GOAL OF THE EXERCISE: Every entry must be given again exactly.

DATASET CONTENT:

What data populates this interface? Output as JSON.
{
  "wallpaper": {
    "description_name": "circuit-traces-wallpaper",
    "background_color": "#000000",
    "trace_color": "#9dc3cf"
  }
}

RESULT BELOW:
What data populates this interface? Output as JSON.
{
  "wallpaper": {
    "description_name": "circuit-traces-wallpaper",
    "background_color": "#000000",
    "trace_color": "#9dc3cf"
  }
}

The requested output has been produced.